• STATED PROBLEM: In the listing below, locate the lines that hold "สมราคา" and copy them.
### EXTRACTED RECORDS ###
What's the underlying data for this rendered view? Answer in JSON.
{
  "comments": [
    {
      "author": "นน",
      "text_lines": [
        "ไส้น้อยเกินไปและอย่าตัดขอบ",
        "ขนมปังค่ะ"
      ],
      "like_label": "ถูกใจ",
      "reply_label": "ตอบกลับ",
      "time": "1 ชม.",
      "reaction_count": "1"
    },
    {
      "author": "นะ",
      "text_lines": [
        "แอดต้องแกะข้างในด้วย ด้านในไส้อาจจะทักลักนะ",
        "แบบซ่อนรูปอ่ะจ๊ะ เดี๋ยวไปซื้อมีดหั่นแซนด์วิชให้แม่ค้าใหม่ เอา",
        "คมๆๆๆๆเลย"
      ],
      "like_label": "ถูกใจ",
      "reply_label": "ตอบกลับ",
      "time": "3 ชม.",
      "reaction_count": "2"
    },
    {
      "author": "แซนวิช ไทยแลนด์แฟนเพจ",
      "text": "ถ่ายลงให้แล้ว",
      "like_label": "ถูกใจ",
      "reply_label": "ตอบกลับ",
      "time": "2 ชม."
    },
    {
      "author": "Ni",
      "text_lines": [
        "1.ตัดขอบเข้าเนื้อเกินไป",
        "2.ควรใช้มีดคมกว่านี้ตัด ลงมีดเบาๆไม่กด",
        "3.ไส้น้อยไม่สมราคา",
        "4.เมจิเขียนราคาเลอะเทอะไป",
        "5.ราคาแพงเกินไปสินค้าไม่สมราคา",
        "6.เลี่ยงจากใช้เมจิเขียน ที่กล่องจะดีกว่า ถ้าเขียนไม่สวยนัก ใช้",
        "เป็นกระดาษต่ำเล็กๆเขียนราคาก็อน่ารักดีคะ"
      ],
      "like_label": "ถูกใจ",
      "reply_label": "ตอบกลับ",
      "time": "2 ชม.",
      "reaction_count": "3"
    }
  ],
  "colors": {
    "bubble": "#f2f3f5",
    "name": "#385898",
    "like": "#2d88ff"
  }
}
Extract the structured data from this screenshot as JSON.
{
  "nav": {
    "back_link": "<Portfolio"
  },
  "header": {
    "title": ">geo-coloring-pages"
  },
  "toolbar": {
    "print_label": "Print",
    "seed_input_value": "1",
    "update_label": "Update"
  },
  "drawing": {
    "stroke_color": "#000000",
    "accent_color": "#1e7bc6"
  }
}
###
• RESULT:
        "3.ไส้น้อยไม่สมราคา",
        "5.ราคาแพงเกินไปสินค้าไม่สมราคา",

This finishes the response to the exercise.